— Start of DATA TO PROCESS —

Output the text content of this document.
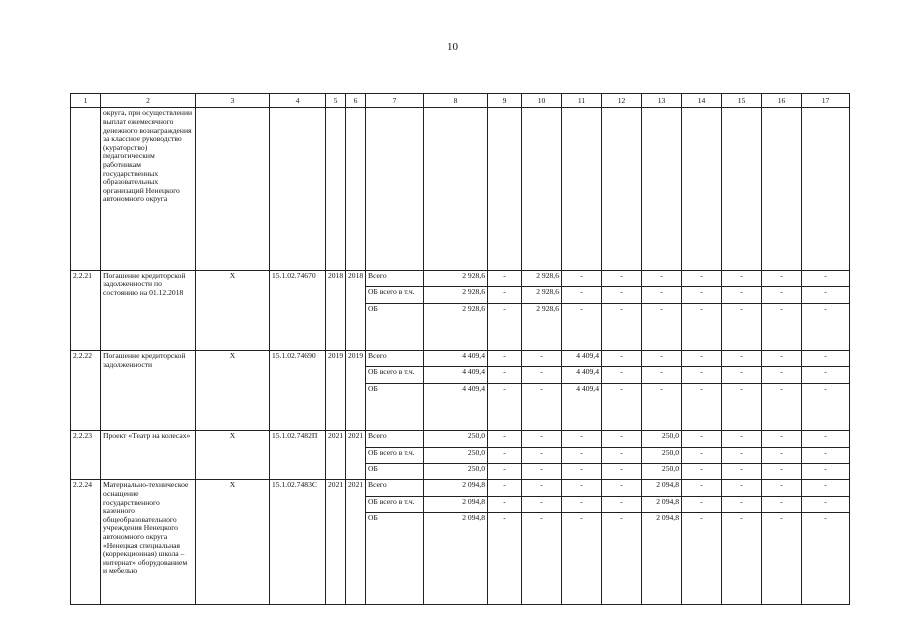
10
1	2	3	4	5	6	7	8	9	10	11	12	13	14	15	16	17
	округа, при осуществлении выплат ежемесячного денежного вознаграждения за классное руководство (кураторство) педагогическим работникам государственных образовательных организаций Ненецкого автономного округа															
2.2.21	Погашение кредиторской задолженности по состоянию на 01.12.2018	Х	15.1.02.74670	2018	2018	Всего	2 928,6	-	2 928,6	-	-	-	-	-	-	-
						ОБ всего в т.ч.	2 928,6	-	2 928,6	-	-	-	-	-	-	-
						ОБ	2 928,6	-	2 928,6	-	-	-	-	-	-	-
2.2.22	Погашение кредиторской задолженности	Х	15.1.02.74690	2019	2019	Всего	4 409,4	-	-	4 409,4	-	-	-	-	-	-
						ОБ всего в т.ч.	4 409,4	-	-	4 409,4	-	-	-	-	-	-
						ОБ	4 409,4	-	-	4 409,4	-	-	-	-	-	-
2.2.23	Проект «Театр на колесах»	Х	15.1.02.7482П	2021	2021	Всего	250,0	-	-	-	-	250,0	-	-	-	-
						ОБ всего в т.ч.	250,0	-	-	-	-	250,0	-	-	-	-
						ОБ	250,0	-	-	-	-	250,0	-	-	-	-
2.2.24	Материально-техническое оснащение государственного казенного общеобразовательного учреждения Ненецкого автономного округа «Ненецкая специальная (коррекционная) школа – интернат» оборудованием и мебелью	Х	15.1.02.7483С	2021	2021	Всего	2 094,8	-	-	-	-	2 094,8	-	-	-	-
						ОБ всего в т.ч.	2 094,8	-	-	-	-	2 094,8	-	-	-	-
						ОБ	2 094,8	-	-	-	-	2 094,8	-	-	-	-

— End of DATA TO PROCESS —
— Start of DATA TO PROCESS —

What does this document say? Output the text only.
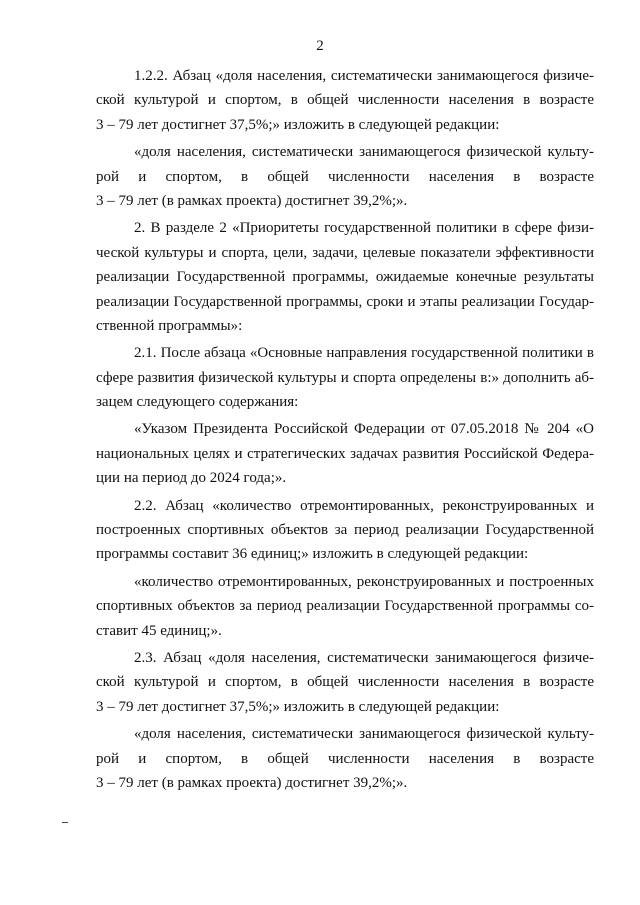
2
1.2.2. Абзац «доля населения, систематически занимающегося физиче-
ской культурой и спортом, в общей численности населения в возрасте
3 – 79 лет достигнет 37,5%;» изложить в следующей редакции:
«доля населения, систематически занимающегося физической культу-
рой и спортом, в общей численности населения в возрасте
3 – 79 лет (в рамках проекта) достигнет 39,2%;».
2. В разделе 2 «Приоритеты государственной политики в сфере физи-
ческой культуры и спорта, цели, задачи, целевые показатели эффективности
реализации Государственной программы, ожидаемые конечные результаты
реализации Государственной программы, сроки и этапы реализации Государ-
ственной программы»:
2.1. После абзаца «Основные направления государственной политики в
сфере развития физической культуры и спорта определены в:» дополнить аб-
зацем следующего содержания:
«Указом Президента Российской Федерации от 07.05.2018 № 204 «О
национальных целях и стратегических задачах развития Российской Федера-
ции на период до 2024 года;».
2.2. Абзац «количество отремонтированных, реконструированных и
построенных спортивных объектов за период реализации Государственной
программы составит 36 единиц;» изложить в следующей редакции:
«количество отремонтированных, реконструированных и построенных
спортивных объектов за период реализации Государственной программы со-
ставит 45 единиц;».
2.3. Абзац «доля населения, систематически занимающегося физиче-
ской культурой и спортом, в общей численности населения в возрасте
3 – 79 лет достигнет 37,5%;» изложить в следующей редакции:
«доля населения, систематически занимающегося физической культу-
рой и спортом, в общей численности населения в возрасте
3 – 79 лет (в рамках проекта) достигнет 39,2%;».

— End of DATA TO PROCESS —

WHAT YOU HAVE TO DO: Determine the number of lines in these entries that contain the word "document", and write only that number.

EXERCISE RESPONSE: 2